• GIVEN TASK: Reproduce the data below verbatim from the line containing "Extract the structured" through its final line, and produce nothing more.

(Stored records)
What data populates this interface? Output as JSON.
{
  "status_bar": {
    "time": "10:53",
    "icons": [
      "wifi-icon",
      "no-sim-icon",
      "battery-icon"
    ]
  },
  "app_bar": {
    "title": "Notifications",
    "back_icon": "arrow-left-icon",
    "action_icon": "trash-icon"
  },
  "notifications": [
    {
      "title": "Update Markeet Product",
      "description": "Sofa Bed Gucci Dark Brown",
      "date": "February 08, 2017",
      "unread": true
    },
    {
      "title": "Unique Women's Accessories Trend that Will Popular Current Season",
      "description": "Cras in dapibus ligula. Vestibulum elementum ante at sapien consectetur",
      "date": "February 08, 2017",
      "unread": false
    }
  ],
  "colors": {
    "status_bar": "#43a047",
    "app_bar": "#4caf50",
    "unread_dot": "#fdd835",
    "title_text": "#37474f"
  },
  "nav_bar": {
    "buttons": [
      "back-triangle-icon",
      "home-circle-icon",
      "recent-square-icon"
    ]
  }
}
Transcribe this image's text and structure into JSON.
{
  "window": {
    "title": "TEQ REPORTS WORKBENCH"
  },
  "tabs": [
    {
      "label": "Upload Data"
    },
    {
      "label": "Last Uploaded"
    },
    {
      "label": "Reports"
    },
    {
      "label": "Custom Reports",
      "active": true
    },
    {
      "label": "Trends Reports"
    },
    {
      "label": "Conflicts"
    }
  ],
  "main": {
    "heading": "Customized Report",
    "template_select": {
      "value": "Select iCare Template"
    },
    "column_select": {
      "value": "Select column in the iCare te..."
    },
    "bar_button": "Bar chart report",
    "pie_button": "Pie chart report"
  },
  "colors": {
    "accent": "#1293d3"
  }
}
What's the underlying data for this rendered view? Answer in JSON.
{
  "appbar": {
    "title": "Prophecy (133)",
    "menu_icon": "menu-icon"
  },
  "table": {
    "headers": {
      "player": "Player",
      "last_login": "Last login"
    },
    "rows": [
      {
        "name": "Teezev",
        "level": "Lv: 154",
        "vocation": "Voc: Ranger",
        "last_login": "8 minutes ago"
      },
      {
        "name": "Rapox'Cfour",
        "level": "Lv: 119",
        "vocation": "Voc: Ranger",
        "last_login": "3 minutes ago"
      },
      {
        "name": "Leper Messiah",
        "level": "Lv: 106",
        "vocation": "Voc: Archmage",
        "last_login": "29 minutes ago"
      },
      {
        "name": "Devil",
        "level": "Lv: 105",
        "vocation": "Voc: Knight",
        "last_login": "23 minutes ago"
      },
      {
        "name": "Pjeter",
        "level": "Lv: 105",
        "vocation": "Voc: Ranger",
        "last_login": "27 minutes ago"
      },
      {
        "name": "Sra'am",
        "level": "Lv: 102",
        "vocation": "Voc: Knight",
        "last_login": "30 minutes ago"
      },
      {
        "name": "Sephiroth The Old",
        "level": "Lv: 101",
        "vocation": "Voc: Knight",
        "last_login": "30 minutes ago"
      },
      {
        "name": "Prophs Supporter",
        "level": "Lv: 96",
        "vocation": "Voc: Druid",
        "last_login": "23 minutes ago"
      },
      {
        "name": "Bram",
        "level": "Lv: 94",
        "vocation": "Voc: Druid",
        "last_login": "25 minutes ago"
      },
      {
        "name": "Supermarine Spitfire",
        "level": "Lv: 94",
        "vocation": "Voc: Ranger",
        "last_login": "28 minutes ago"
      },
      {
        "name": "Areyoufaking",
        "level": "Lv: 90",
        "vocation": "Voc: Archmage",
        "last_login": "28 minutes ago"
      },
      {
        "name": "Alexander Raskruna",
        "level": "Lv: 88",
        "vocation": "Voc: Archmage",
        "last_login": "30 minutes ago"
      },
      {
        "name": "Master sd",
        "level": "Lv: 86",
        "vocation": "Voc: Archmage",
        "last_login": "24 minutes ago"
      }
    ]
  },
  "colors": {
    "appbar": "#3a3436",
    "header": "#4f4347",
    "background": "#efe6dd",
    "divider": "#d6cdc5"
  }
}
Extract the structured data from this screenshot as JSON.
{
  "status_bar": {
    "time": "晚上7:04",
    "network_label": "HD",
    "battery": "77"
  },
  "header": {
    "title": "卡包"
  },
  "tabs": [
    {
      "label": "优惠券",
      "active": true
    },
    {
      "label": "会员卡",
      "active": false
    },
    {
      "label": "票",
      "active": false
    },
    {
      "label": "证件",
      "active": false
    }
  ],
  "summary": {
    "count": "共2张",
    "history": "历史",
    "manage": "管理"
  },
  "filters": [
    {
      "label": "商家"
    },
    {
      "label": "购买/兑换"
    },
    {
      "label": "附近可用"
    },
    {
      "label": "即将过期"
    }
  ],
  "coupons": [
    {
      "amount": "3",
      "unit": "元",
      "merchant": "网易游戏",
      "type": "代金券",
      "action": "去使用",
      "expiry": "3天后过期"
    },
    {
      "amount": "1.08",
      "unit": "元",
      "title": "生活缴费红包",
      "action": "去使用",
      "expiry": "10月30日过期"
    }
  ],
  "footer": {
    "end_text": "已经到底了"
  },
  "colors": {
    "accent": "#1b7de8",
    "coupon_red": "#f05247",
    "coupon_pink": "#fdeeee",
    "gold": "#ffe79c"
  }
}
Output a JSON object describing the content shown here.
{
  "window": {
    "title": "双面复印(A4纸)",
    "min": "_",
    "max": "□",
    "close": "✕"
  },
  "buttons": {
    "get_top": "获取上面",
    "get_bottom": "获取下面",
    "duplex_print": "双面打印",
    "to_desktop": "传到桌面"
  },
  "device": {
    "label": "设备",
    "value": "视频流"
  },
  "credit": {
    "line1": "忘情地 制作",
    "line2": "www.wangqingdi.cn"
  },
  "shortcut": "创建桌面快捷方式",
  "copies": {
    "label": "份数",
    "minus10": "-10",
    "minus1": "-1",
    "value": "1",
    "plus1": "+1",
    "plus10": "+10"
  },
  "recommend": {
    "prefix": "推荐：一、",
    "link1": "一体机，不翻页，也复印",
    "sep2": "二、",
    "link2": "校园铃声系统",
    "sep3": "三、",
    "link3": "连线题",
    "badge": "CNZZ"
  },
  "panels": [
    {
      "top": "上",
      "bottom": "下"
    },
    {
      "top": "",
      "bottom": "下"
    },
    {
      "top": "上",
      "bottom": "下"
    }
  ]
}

• CORRECT OUTPUT:
Extract the structured data from this screenshot as JSON.
{
  "status_bar": {
    "time": "晚上7:04",
    "network_label": "HD",
    "battery": "77"
  },
  "header": {
    "title": "卡包"
  },
  "tabs": [
    {
      "label": "优惠券",
      "active": true
    },
    {
      "label": "会员卡",
      "active": false
    },
    {
      "label": "票",
      "active": false
    },
    {
      "label": "证件",
      "active": false
    }
  ],
  "summary": {
    "count": "共2张",
    "history": "历史",
    "manage": "管理"
  },
  "filters": [
    {
      "label": "商家"
    },
    {
      "label": "购买/兑换"
    },
    {
      "label": "附近可用"
    },
    {
      "label": "即将过期"
    }
  ],
  "coupons": [
    {
      "amount": "3",
      "unit": "元",
      "merchant": "网易游戏",
      "type": "代金券",
      "action": "去使用",
      "expiry": "3天后过期"
    },
    {
      "amount": "1.08",
      "unit": "元",
      "title": "生活缴费红包",
      "action": "去使用",
      "expiry": "10月30日过期"
    }
  ],
  "footer": {
    "end_text": "已经到底了"
  },
  "colors": {
    "accent": "#1b7de8",
    "coupon_red": "#f05247",
    "coupon_pink": "#fdeeee",
    "gold": "#ffe79c"
  }
}
Output a JSON object describing the content shown here.
{
  "window": {
    "title": "双面复印(A4纸)",
    "min": "_",
    "max": "□",
    "close": "✕"
  },
  "buttons": {
    "get_top": "获取上面",
    "get_bottom": "获取下面",
    "duplex_print": "双面打印",
    "to_desktop": "传到桌面"
  },
  "device": {
    "label": "设备",
    "value": "视频流"
  },
  "credit": {
    "line1": "忘情地 制作",
    "line2": "www.wangqingdi.cn"
  },
  "shortcut": "创建桌面快捷方式",
  "copies": {
    "label": "份数",
    "minus10": "-10",
    "minus1": "-1",
    "value": "1",
    "plus1": "+1",
    "plus10": "+10"
  },
  "recommend": {
    "prefix": "推荐：一、",
    "link1": "一体机，不翻页，也复印",
    "sep2": "二、",
    "link2": "校园铃声系统",
    "sep3": "三、",
    "link3": "连线题",
    "badge": "CNZZ"
  },
  "panels": [
    {
      "top": "上",
      "bottom": "下"
    },
    {
      "top": "",
      "bottom": "下"
    },
    {
      "top": "上",
      "bottom": "下"
    }
  ]
}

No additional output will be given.